### WHAT YOU SHOULD DO
Every record should be repeated exactly, except that pictures are left out.

---

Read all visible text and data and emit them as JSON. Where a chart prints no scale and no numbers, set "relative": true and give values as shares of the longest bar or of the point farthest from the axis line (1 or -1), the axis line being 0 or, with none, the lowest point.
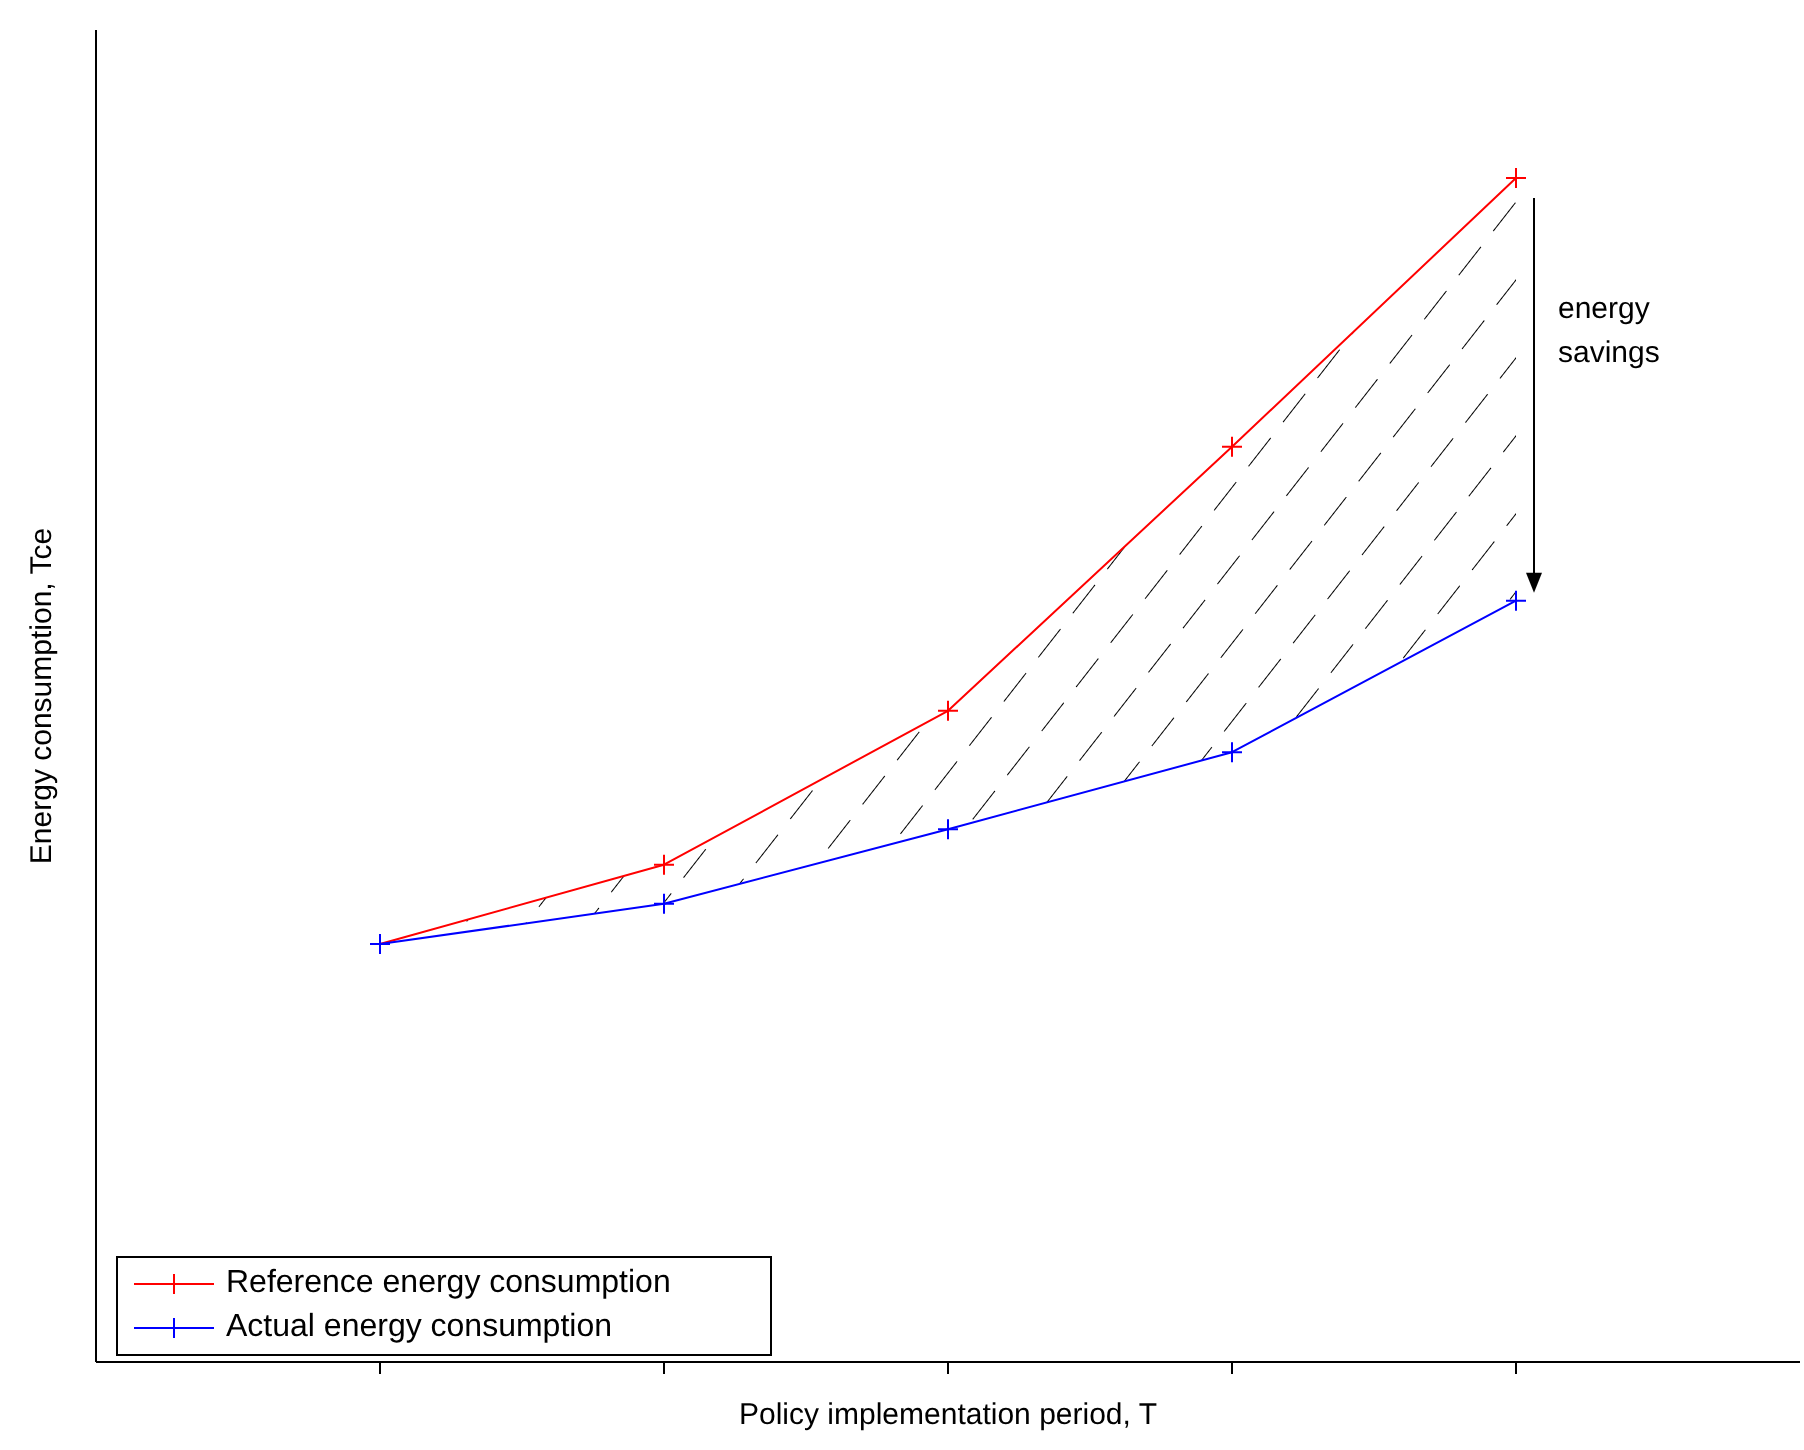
{
  "chart_data": {
    "type": "line",
    "relative": true,
    "xlabel": "Policy implementation period, T",
    "ylabel": "Energy consumption, Tce",
    "categories": [
      null,
      null,
      null,
      null,
      null
    ],
    "series": [
      {
        "name": "Reference energy consumption",
        "color": "#ff0000",
        "values": [
          0.353,
          0.42,
          0.55,
          0.773,
          1
        ]
      },
      {
        "name": "Actual energy consumption",
        "color": "#0000ff",
        "values": [
          0.353,
          0.387,
          0.45,
          0.515,
          0.643
        ]
      }
    ],
    "marker": "cross",
    "line_style": "solid",
    "legend": "bottom left",
    "grid": false,
    "annotations": [
      "energy savings"
    ]
  }
}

---

### THE SOLUTION
Read all visible text and data and emit them as JSON. Where a chart prints no scale and no numbers, set "relative": true and give values as shares of the longest bar or of the point farthest from the axis line (1 or -1), the axis line being 0 or, with none, the lowest point.
{
  "chart_data": {
    "type": "line",
    "relative": true,
    "xlabel": "Policy implementation period, T",
    "ylabel": "Energy consumption, Tce",
    "categories": [
      null,
      null,
      null,
      null,
      null
    ],
    "series": [
      {
        "name": "Reference energy consumption",
        "color": "#ff0000",
        "values": [
          0.353,
          0.42,
          0.55,
          0.773,
          1
        ]
      },
      {
        "name": "Actual energy consumption",
        "color": "#0000ff",
        "values": [
          0.353,
          0.387,
          0.45,
          0.515,
          0.643
        ]
      }
    ],
    "marker": "cross",
    "line_style": "solid",
    "legend": "bottom left",
    "grid": false,
    "annotations": [
      "energy savings"
    ]
  }
}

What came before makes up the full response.